*Collection entries:*

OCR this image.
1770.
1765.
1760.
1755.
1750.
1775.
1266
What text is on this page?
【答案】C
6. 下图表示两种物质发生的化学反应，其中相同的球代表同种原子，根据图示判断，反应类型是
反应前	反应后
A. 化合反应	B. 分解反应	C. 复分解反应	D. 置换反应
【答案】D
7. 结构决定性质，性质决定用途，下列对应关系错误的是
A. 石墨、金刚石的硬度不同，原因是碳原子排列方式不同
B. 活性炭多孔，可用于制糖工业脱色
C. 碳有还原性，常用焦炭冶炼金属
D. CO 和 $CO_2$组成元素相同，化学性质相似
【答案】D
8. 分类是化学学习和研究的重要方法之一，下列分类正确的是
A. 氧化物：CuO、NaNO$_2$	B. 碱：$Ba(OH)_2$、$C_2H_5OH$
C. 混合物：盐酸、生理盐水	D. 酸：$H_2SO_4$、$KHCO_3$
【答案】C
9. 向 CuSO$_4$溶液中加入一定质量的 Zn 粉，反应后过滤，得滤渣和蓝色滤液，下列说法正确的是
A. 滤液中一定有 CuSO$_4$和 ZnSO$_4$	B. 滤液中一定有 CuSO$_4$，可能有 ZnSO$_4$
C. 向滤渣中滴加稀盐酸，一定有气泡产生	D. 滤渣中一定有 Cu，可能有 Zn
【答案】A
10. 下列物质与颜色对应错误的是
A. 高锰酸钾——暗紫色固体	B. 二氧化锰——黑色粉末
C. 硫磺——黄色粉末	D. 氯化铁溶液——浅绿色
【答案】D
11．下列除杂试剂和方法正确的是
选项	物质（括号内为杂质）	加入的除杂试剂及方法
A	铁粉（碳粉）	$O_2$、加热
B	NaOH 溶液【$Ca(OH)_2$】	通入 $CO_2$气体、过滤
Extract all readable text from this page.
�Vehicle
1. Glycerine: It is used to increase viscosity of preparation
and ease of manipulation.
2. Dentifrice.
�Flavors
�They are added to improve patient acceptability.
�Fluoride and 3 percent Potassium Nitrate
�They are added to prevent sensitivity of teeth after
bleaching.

*Exercise:*
Every entry should be printed again exactly as it stands.

*Reply to the task:*
OCR this image.
1770.
1765.
1760.
1755.
1750.
1775.
1266
What text is on this page?
【答案】C
6. 下图表示两种物质发生的化学反应，其中相同的球代表同种原子，根据图示判断，反应类型是
反应前	反应后
A. 化合反应	B. 分解反应	C. 复分解反应	D. 置换反应
【答案】D
7. 结构决定性质，性质决定用途，下列对应关系错误的是
A. 石墨、金刚石的硬度不同，原因是碳原子排列方式不同
B. 活性炭多孔，可用于制糖工业脱色
C. 碳有还原性，常用焦炭冶炼金属
D. CO 和 $CO_2$组成元素相同，化学性质相似
【答案】D
8. 分类是化学学习和研究的重要方法之一，下列分类正确的是
A. 氧化物：CuO、NaNO$_2$	B. 碱：$Ba(OH)_2$、$C_2H_5OH$
C. 混合物：盐酸、生理盐水	D. 酸：$H_2SO_4$、$KHCO_3$
【答案】C
9. 向 CuSO$_4$溶液中加入一定质量的 Zn 粉，反应后过滤，得滤渣和蓝色滤液，下列说法正确的是
A. 滤液中一定有 CuSO$_4$和 ZnSO$_4$	B. 滤液中一定有 CuSO$_4$，可能有 ZnSO$_4$
C. 向滤渣中滴加稀盐酸，一定有气泡产生	D. 滤渣中一定有 Cu，可能有 Zn
【答案】A
10. 下列物质与颜色对应错误的是
A. 高锰酸钾——暗紫色固体	B. 二氧化锰——黑色粉末
C. 硫磺——黄色粉末	D. 氯化铁溶液——浅绿色
【答案】D
11．下列除杂试剂和方法正确的是
选项	物质（括号内为杂质）	加入的除杂试剂及方法
A	铁粉（碳粉）	$O_2$、加热
B	NaOH 溶液【$Ca(OH)_2$】	通入 $CO_2$气体、过滤
Extract all readable text from this page.
�Vehicle
1. Glycerine: It is used to increase viscosity of preparation
and ease of manipulation.
2. Dentifrice.
�Flavors
�They are added to improve patient acceptability.
�Fluoride and 3 percent Potassium Nitrate
�They are added to prevent sensitivity of teeth after
bleaching.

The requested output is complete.